◆ **AUSZUG ZUM LESEN**:

Ein gutes Arzt-Patientenverhältnis ist m.E. extrem wichtig. Die Arzt-Patienten-Kommunkation ist schon ein Teil des Heilungsprozesses - egal welche Fachrichtung. Man sollte sich bei einem Arzt schon wohl fühlen.
Nur ein Arzt der seinen Patienten ernst nimmt und ihnen richtig zuhört, kann eigendlich richtig helfen.
Solange sollte man ruhig den Arzt wechseln, für die Mühe wird man letztendlich belohnt.
Aber lieber Anton, hättest du richtig gelesen, hättest du bemerkt, daß der Hausarztwechsel gut verlaufen ist und der erdachte Zank mit der Ärztin sich auf die alte "schlechte" Ärztin bezieht.
lg Alf [/zitat]
da gebe ich Alf recht.
Nur mit den Unterschied das ich nicht die Hausärztin gewechselt habe sondern den neurologen.
Re: Re: Keppra erfahrung
Stefan
, Saturday, 15.03.2008, 22:02 (vor 6732 Tagen) @
Püppy
[zitat=Alf][zitat=Anton]Einstellung zu den Medizinern
Überweisungen zu den Fachärzten erhält man am Besten durch den Hausarzt, denn nur er darf einen Überweiungsschein ausstellen.
[/zitat]
FALSCH
Auch Neurologen und andere Fachärzte dürfen
Überweisungen für andere Ärzte ausstellen, sogar für Hausärzte
Bedingung er hat 10,- Euro erhalten
Bei mir ist es eigentlich so Hausarzt > Neurologe > Epileptologe.
Denn die in der Epilepsieklinik wollen eine Überweisung vom Neurologen.
Wobei ich ein wenig Glück habe. Meine Hausärztin hat auch ein Dipl. für
Neurologie, worin sie vor der Wende in der Betriebspoloklinik tätig war.
Wer hat zuerst angefangen?
Ich sag immer "Das was man von anderen verlangt muss man selber bringen,
denn der andere verlangt es auch von einem" Man will von anderen nicht
angebrüllt werden, aber leicht verliert man auch selbst die Beherschung.
Würde es nicht anders verlaufen wenn man sich selbst anders verhält.
MfG
Stefan
Re: Re: Re: Keppra erfahrung
Püppy
, Sunday, 16.03.2008, 21:05 (vor 6731 Tagen) @
Stefan
[zitat=Stefan][zitat=Alf][zitat=Anton]Einstellung zu den Medizinern
Überweisungen zu den Fachärzten erhält man am Besten durch den Hausarzt, denn nur er darf einen Überweiungsschein ausstellen.
[/zitat]
FALSCH
Auch Neurologen und andere Fachärzte dürfen
Überweisungen für andere Ärzte ausstellen, sogar für Hausärzte
Bedingung er hat 10,- Euro erhalten
Bei mir ist es eigentlich so Hausarzt > Neurologe > Epileptologe.

◆ **AUFGABENSTELLUNG**:
Schreibe den Abschnitt des Auszugs über Überweisungen erneut ab, beginnend bei den Worten "Denn die in" und endend nach "hat zuerst angefangen?". Tausche dabei "Epilepsieklinik" gegen "Spezialklinik" aus. Die anschließenden Aufzeichnungen sind vom Auszug getrenntes Material.

◆ **AUSGANGSMATERIAL**:

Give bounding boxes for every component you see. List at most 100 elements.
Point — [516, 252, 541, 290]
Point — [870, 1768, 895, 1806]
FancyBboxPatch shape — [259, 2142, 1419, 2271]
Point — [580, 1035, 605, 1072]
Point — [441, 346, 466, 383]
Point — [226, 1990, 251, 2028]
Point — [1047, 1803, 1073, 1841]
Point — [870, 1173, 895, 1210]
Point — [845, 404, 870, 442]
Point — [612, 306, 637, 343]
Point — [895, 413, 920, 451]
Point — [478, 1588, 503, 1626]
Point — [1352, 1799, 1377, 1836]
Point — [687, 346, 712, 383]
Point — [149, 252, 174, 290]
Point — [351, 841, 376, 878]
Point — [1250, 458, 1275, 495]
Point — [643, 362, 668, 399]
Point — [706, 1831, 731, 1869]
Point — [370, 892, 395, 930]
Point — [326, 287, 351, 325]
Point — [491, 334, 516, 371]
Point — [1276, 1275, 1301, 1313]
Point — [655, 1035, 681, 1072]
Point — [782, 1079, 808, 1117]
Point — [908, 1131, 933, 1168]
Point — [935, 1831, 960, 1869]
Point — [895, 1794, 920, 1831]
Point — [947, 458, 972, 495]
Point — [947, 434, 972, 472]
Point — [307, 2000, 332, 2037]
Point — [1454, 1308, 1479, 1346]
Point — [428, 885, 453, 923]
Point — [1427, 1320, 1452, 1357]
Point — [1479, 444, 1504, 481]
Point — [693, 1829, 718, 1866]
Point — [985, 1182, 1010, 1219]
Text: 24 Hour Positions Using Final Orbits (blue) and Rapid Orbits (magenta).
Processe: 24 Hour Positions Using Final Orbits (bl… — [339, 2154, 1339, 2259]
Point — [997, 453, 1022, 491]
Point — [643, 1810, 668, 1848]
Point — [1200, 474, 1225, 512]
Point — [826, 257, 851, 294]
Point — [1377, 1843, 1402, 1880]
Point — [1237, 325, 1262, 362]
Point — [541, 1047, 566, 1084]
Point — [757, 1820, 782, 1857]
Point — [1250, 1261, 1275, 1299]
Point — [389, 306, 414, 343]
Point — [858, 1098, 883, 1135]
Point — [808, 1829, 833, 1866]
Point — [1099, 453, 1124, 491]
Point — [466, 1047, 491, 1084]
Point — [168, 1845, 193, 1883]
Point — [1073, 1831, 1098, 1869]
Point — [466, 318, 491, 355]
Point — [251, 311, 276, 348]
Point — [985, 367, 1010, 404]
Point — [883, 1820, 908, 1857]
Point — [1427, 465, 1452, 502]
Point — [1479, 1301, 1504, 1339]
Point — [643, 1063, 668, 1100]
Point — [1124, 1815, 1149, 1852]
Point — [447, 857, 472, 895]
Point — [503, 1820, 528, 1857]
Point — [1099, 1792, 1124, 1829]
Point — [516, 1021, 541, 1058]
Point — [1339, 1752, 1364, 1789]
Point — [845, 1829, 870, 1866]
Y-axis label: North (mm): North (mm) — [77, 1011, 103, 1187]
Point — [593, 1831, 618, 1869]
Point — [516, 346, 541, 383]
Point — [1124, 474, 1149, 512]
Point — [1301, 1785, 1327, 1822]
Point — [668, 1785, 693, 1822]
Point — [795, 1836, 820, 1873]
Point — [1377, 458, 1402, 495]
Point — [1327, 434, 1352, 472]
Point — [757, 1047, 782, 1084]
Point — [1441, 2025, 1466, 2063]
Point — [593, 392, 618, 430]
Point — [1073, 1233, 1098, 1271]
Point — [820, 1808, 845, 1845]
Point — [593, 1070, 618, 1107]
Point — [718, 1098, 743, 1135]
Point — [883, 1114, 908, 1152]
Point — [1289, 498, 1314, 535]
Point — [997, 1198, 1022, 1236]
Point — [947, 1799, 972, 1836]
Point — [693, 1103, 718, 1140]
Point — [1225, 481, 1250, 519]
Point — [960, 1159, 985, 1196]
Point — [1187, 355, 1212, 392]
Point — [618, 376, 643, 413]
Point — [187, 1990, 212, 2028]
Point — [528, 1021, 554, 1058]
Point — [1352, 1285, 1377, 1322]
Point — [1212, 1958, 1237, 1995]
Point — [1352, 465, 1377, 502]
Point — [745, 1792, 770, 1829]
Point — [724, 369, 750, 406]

◆ **SCHRIFTLICHE ANTWORT**:
Denn die in der Spezialklinik wollen eine Überweisung vom Neurologen.
Wobei ich ein wenig Glück habe. Meine Hausärztin hat auch ein Dipl. für
Neurologie, worin sie vor der Wende in der Betriebspoloklinik tätig war.
Wer hat zuerst angefangen?